Required work:
Could you print all the entries exactly?
— START Listed entries —
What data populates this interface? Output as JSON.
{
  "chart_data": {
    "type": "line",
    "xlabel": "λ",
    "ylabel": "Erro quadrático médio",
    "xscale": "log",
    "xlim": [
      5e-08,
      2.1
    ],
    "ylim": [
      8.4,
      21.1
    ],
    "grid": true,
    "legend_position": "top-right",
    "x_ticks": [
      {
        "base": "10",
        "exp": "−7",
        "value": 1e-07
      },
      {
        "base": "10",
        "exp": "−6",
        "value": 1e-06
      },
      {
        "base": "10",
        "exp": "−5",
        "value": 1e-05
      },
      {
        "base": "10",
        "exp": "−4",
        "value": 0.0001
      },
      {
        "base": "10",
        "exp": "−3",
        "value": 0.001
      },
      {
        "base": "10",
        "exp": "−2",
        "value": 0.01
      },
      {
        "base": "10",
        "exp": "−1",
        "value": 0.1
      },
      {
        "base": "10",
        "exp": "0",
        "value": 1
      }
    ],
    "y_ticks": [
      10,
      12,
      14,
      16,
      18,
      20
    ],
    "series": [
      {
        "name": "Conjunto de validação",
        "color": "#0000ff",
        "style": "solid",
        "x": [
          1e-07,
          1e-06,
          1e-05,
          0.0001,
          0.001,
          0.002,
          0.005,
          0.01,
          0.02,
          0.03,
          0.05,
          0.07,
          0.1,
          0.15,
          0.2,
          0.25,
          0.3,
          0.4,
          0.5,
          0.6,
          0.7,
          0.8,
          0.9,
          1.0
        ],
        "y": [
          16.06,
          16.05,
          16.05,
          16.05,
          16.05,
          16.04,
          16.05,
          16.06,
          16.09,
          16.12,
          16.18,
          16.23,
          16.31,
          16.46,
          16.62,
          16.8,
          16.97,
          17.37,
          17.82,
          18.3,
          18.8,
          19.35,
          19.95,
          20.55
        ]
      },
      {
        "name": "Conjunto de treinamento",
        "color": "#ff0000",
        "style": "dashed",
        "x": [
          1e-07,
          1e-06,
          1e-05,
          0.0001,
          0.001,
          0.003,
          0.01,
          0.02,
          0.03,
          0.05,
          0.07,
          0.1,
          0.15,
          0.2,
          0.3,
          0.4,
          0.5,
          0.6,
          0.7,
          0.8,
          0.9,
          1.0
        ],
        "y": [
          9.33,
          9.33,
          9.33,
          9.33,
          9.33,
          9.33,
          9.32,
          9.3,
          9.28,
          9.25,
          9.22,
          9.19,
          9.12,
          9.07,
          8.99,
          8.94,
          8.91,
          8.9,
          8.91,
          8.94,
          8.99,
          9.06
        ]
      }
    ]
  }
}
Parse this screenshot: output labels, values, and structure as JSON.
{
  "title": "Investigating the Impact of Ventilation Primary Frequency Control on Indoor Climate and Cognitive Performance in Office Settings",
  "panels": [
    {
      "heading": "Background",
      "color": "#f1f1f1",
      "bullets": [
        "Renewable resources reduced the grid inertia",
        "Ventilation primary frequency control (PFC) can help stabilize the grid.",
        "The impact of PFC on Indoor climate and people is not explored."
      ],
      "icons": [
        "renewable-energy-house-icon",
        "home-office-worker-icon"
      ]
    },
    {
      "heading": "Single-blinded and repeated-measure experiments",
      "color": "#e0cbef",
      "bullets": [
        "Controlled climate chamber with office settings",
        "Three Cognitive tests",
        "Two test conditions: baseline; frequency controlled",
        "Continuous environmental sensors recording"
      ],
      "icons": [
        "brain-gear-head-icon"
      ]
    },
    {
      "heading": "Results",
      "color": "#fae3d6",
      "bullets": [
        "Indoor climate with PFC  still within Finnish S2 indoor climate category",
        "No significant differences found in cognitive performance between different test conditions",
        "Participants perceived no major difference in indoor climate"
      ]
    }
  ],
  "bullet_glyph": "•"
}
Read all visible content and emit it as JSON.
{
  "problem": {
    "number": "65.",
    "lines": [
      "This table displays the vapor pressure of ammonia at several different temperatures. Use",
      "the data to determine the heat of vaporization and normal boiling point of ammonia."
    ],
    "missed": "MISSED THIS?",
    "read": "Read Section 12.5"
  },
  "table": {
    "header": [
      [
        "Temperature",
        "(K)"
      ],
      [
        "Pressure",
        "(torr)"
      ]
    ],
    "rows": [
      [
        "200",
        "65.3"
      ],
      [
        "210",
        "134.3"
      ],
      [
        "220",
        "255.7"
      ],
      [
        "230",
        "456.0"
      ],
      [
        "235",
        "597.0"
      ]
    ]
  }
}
— END Listed entries —
Finished task:
What data populates this interface? Output as JSON.
{
  "chart_data": {
    "type": "line",
    "xlabel": "λ",
    "ylabel": "Erro quadrático médio",
    "xscale": "log",
    "xlim": [
      5e-08,
      2.1
    ],
    "ylim": [
      8.4,
      21.1
    ],
    "grid": true,
    "legend_position": "top-right",
    "x_ticks": [
      {
        "base": "10",
        "exp": "−7",
        "value": 1e-07
      },
      {
        "base": "10",
        "exp": "−6",
        "value": 1e-06
      },
      {
        "base": "10",
        "exp": "−5",
        "value": 1e-05
      },
      {
        "base": "10",
        "exp": "−4",
        "value": 0.0001
      },
      {
        "base": "10",
        "exp": "−3",
        "value": 0.001
      },
      {
        "base": "10",
        "exp": "−2",
        "value": 0.01
      },
      {
        "base": "10",
        "exp": "−1",
        "value": 0.1
      },
      {
        "base": "10",
        "exp": "0",
        "value": 1
      }
    ],
    "y_ticks": [
      10,
      12,
      14,
      16,
      18,
      20
    ],
    "series": [
      {
        "name": "Conjunto de validação",
        "color": "#0000ff",
        "style": "solid",
        "x": [
          1e-07,
          1e-06,
          1e-05,
          0.0001,
          0.001,
          0.002,
          0.005,
          0.01,
          0.02,
          0.03,
          0.05,
          0.07,
          0.1,
          0.15,
          0.2,
          0.25,
          0.3,
          0.4,
          0.5,
          0.6,
          0.7,
          0.8,
          0.9,
          1.0
        ],
        "y": [
          16.06,
          16.05,
          16.05,
          16.05,
          16.05,
          16.04,
          16.05,
          16.06,
          16.09,
          16.12,
          16.18,
          16.23,
          16.31,
          16.46,
          16.62,
          16.8,
          16.97,
          17.37,
          17.82,
          18.3,
          18.8,
          19.35,
          19.95,
          20.55
        ]
      },
      {
        "name": "Conjunto de treinamento",
        "color": "#ff0000",
        "style": "dashed",
        "x": [
          1e-07,
          1e-06,
          1e-05,
          0.0001,
          0.001,
          0.003,
          0.01,
          0.02,
          0.03,
          0.05,
          0.07,
          0.1,
          0.15,
          0.2,
          0.3,
          0.4,
          0.5,
          0.6,
          0.7,
          0.8,
          0.9,
          1.0
        ],
        "y": [
          9.33,
          9.33,
          9.33,
          9.33,
          9.33,
          9.33,
          9.32,
          9.3,
          9.28,
          9.25,
          9.22,
          9.19,
          9.12,
          9.07,
          8.99,
          8.94,
          8.91,
          8.9,
          8.91,
          8.94,
          8.99,
          9.06
        ]
      }
    ]
  }
}
Parse this screenshot: output labels, values, and structure as JSON.
{
  "title": "Investigating the Impact of Ventilation Primary Frequency Control on Indoor Climate and Cognitive Performance in Office Settings",
  "panels": [
    {
      "heading": "Background",
      "color": "#f1f1f1",
      "bullets": [
        "Renewable resources reduced the grid inertia",
        "Ventilation primary frequency control (PFC) can help stabilize the grid.",
        "The impact of PFC on Indoor climate and people is not explored."
      ],
      "icons": [
        "renewable-energy-house-icon",
        "home-office-worker-icon"
      ]
    },
    {
      "heading": "Single-blinded and repeated-measure experiments",
      "color": "#e0cbef",
      "bullets": [
        "Controlled climate chamber with office settings",
        "Three Cognitive tests",
        "Two test conditions: baseline; frequency controlled",
        "Continuous environmental sensors recording"
      ],
      "icons": [
        "brain-gear-head-icon"
      ]
    },
    {
      "heading": "Results",
      "color": "#fae3d6",
      "bullets": [
        "Indoor climate with PFC  still within Finnish S2 indoor climate category",
        "No significant differences found in cognitive performance between different test conditions",
        "Participants perceived no major difference in indoor climate"
      ]
    }
  ],
  "bullet_glyph": "•"
}
Read all visible content and emit it as JSON.
{
  "problem": {
    "number": "65.",
    "lines": [
      "This table displays the vapor pressure of ammonia at several different temperatures. Use",
      "the data to determine the heat of vaporization and normal boiling point of ammonia."
    ],
    "missed": "MISSED THIS?",
    "read": "Read Section 12.5"
  },
  "table": {
    "header": [
      [
        "Temperature",
        "(K)"
      ],
      [
        "Pressure",
        "(torr)"
      ]
    ],
    "rows": [
      [
        "200",
        "65.3"
      ],
      [
        "210",
        "134.3"
      ],
      [
        "220",
        "255.7"
      ],
      [
        "230",
        "456.0"
      ],
      [
        "235",
        "597.0"
      ]
    ]
  }
}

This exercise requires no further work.